_WORK TO DO:_
Print all of the data exactly.

_Dataset excerpt:_
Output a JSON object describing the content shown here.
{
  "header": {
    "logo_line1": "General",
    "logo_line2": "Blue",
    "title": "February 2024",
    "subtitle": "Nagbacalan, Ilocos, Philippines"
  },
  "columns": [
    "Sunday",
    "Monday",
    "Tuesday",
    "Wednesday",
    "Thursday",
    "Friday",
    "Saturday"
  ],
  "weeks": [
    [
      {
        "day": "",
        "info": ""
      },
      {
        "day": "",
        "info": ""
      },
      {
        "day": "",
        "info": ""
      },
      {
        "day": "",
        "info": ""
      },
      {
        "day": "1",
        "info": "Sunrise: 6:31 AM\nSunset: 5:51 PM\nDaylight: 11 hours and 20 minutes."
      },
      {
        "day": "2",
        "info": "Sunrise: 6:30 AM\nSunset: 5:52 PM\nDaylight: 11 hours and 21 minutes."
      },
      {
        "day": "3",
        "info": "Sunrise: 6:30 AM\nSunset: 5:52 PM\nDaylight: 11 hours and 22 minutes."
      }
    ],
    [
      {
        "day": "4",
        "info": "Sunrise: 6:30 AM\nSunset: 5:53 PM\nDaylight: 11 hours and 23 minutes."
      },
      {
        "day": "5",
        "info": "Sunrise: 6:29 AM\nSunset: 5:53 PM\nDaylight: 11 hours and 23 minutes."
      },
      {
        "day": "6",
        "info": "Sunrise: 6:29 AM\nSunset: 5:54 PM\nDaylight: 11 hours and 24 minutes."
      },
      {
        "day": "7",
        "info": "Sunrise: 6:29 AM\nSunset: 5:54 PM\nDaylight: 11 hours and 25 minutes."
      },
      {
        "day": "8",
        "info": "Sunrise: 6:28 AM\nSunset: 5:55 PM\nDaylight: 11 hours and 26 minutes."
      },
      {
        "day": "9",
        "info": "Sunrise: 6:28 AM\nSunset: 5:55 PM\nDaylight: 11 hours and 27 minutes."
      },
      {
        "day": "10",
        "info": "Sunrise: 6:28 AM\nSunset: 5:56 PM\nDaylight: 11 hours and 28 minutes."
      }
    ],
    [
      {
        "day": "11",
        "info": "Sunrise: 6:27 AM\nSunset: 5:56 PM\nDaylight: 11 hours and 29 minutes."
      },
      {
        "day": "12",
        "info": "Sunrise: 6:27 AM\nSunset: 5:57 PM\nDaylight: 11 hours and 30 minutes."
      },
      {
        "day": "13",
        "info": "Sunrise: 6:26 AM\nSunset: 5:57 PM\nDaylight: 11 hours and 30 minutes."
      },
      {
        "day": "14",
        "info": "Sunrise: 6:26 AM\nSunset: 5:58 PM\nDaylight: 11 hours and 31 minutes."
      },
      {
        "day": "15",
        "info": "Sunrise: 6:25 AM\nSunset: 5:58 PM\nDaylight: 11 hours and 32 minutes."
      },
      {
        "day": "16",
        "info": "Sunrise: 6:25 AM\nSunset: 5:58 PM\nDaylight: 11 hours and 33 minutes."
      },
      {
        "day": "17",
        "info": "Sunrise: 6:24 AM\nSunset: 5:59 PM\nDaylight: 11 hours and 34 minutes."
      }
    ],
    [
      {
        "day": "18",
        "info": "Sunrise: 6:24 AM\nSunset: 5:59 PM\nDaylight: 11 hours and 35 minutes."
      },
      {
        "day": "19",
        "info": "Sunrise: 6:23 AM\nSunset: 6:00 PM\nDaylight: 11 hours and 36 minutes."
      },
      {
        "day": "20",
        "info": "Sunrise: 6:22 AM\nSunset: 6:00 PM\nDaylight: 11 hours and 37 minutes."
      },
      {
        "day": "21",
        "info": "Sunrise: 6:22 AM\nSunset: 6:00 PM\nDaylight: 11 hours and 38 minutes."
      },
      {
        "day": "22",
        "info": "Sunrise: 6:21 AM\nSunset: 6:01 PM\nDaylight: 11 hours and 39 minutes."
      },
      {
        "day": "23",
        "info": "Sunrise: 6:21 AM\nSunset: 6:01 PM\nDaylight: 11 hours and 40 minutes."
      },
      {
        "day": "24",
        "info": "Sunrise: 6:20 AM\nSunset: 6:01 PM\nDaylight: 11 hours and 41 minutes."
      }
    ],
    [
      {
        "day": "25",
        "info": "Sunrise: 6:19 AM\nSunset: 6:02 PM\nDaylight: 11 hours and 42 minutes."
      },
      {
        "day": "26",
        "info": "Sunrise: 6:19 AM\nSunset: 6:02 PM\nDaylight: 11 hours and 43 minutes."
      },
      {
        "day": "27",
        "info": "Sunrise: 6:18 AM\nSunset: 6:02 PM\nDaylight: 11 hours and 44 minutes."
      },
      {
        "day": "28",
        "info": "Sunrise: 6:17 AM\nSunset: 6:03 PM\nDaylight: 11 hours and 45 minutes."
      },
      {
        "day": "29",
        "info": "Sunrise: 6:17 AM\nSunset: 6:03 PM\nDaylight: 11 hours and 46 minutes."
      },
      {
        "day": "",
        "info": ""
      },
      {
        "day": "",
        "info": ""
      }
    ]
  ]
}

_OUTPUT OF THE TASK:_
Output a JSON object describing the content shown here.
{
  "header": {
    "logo_line1": "General",
    "logo_line2": "Blue",
    "title": "February 2024",
    "subtitle": "Nagbacalan, Ilocos, Philippines"
  },
  "columns": [
    "Sunday",
    "Monday",
    "Tuesday",
    "Wednesday",
    "Thursday",
    "Friday",
    "Saturday"
  ],
  "weeks": [
    [
      {
        "day": "",
        "info": ""
      },
      {
        "day": "",
        "info": ""
      },
      {
        "day": "",
        "info": ""
      },
      {
        "day": "",
        "info": ""
      },
      {
        "day": "1",
        "info": "Sunrise: 6:31 AM\nSunset: 5:51 PM\nDaylight: 11 hours and 20 minutes."
      },
      {
        "day": "2",
        "info": "Sunrise: 6:30 AM\nSunset: 5:52 PM\nDaylight: 11 hours and 21 minutes."
      },
      {
        "day": "3",
        "info": "Sunrise: 6:30 AM\nSunset: 5:52 PM\nDaylight: 11 hours and 22 minutes."
      }
    ],
    [
      {
        "day": "4",
        "info": "Sunrise: 6:30 AM\nSunset: 5:53 PM\nDaylight: 11 hours and 23 minutes."
      },
      {
        "day": "5",
        "info": "Sunrise: 6:29 AM\nSunset: 5:53 PM\nDaylight: 11 hours and 23 minutes."
      },
      {
        "day": "6",
        "info": "Sunrise: 6:29 AM\nSunset: 5:54 PM\nDaylight: 11 hours and 24 minutes."
      },
      {
        "day": "7",
        "info": "Sunrise: 6:29 AM\nSunset: 5:54 PM\nDaylight: 11 hours and 25 minutes."
      },
      {
        "day": "8",
        "info": "Sunrise: 6:28 AM\nSunset: 5:55 PM\nDaylight: 11 hours and 26 minutes."
      },
      {
        "day": "9",
        "info": "Sunrise: 6:28 AM\nSunset: 5:55 PM\nDaylight: 11 hours and 27 minutes."
      },
      {
        "day": "10",
        "info": "Sunrise: 6:28 AM\nSunset: 5:56 PM\nDaylight: 11 hours and 28 minutes."
      }
    ],
    [
      {
        "day": "11",
        "info": "Sunrise: 6:27 AM\nSunset: 5:56 PM\nDaylight: 11 hours and 29 minutes."
      },
      {
        "day": "12",
        "info": "Sunrise: 6:27 AM\nSunset: 5:57 PM\nDaylight: 11 hours and 30 minutes."
      },
      {
        "day": "13",
        "info": "Sunrise: 6:26 AM\nSunset: 5:57 PM\nDaylight: 11 hours and 30 minutes."
      },
      {
        "day": "14",
        "info": "Sunrise: 6:26 AM\nSunset: 5:58 PM\nDaylight: 11 hours and 31 minutes."
      },
      {
        "day": "15",
        "info": "Sunrise: 6:25 AM\nSunset: 5:58 PM\nDaylight: 11 hours and 32 minutes."
      },
      {
        "day": "16",
        "info": "Sunrise: 6:25 AM\nSunset: 5:58 PM\nDaylight: 11 hours and 33 minutes."
      },
      {
        "day": "17",
        "info": "Sunrise: 6:24 AM\nSunset: 5:59 PM\nDaylight: 11 hours and 34 minutes."
      }
    ],
    [
      {
        "day": "18",
        "info": "Sunrise: 6:24 AM\nSunset: 5:59 PM\nDaylight: 11 hours and 35 minutes."
      },
      {
        "day": "19",
        "info": "Sunrise: 6:23 AM\nSunset: 6:00 PM\nDaylight: 11 hours and 36 minutes."
      },
      {
        "day": "20",
        "info": "Sunrise: 6:22 AM\nSunset: 6:00 PM\nDaylight: 11 hours and 37 minutes."
      },
      {
        "day": "21",
        "info": "Sunrise: 6:22 AM\nSunset: 6:00 PM\nDaylight: 11 hours and 38 minutes."
      },
      {
        "day": "22",
        "info": "Sunrise: 6:21 AM\nSunset: 6:01 PM\nDaylight: 11 hours and 39 minutes."
      },
      {
        "day": "23",
        "info": "Sunrise: 6:21 AM\nSunset: 6:01 PM\nDaylight: 11 hours and 40 minutes."
      },
      {
        "day": "24",
        "info": "Sunrise: 6:20 AM\nSunset: 6:01 PM\nDaylight: 11 hours and 41 minutes."
      }
    ],
    [
      {
        "day": "25",
        "info": "Sunrise: 6:19 AM\nSunset: 6:02 PM\nDaylight: 11 hours and 42 minutes."
      },
      {
        "day": "26",
        "info": "Sunrise: 6:19 AM\nSunset: 6:02 PM\nDaylight: 11 hours and 43 minutes."
      },
      {
        "day": "27",
        "info": "Sunrise: 6:18 AM\nSunset: 6:02 PM\nDaylight: 11 hours and 44 minutes."
      },
      {
        "day": "28",
        "info": "Sunrise: 6:17 AM\nSunset: 6:03 PM\nDaylight: 11 hours and 45 minutes."
      },
      {
        "day": "29",
        "info": "Sunrise: 6:17 AM\nSunset: 6:03 PM\nDaylight: 11 hours and 46 minutes."
      },
      {
        "day": "",
        "info": ""
      },
      {
        "day": "",
        "info": ""
      }
    ]
  ]
}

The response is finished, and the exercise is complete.